Remove Special Characters from String Column and formatting using Nested String functions in Data Prep/Data Recipe.
Business Use case:
What if I have a funky Phone Number format?
When you enter phone numbers in standard Phone fields, Salesforce preserves whichever phone number format you enter. so, we might have the phone number in various formats isn't weird? when you show un uniformity phone numbers on the dashboard. let's assume that the business wants to see the phone number in the following format xxx-xxx-xxxx .
Problem Statement:
we could use a string function to remove the special characters and re-format it. But we cannot be able to declare the Special characters in a list to remove all of the special characters present in the given string in Data Recipe. in that case, you are forced to iterate multiple calculated columns to get the cleaned strings and it would be pretty painful because we will end up having some additional fields based on the length of special characters present in the string and then need to use drop functions to drop those unnecessary fields.
Solution:
The above problem can be solved by using the Nested Replace function. let's get started with the detailed solution
Before we format the String (in our use case it's a Phone number,) we would need to clean the string which means removing all the special characters associated with it. then it's easier to format the phone number as per business needs.
Ex: if you look at the above sample data it has special characters like (,), —, +, and space.
the below string function will be helpful for removing the special characters in the string.
Formula: replace (field, searchString, replacement string)
Nested Replace formula syntax:
when we use the nested replace function then all of the declared special characters will get replaced by a defined replacement string(in our case it’s empty), in a single formula column.
replace (replace (replace (field, searchString3, replacement string), searchString2, replacement string), searchString1, replacement string)
Nested Replace function formula: -
replace(replace(replace(replace(replace(Phone,' ',''),'-',''),'+',''),')',''),'(','')

==========

**TO BE DONE**:
1. Answer these questions using the Data Recipe article:
(a) In what format does the business want to see phone numbers?
(b) When phone numbers are entered in standard Phone fields, what does Salesforce preserve?
(c) In this use case, what is the replacement string in the nested replace function?
2. List every character that the final nested replace formula in the Data Recipe article replaces.

(Listings of boxed layout items)
==========

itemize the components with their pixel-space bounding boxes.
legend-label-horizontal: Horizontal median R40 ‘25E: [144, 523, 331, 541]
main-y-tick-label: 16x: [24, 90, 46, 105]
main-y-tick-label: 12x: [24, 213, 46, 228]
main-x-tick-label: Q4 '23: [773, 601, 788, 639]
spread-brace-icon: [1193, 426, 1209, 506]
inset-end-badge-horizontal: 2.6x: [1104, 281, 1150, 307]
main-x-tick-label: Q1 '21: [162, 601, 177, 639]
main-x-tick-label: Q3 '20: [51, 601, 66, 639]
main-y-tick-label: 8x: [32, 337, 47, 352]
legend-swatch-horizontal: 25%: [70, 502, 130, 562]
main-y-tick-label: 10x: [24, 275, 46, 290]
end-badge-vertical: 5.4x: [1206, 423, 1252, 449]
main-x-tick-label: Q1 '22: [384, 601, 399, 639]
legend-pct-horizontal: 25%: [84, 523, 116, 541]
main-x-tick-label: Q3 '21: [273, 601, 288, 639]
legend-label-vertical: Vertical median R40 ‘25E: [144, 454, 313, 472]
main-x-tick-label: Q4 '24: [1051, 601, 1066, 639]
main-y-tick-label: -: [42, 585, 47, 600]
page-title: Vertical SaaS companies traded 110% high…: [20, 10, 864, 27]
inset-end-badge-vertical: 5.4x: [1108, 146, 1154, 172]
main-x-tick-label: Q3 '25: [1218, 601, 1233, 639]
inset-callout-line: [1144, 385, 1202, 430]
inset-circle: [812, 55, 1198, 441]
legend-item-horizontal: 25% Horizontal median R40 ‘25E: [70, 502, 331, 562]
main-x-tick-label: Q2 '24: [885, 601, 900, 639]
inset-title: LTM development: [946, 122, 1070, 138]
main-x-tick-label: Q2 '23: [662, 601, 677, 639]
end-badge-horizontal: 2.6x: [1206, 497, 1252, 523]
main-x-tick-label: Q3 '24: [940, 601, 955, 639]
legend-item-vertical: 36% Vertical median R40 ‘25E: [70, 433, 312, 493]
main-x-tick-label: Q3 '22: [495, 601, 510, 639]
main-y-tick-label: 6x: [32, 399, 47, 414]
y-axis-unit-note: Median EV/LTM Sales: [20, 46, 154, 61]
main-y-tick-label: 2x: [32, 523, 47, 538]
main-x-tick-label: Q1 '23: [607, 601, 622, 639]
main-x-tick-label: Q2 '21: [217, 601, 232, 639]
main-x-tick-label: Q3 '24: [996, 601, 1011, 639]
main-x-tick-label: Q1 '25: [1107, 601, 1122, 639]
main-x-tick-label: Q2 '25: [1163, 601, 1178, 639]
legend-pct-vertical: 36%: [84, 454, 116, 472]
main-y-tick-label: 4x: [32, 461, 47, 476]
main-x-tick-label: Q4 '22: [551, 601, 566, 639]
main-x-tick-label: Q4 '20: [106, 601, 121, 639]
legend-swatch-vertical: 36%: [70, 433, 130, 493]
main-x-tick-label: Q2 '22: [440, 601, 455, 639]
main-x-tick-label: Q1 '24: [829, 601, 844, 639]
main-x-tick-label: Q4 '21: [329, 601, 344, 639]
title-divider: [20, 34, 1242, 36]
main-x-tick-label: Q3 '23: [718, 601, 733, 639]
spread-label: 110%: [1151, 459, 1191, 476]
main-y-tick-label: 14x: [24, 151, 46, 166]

==========

**PER-TASK OUTPUTS**:
1.
(a) xxx-xxx-xxxx
(b) Whichever phone number format is entered.
(c) It is empty.

2.
- space
- -
- +
- )
- (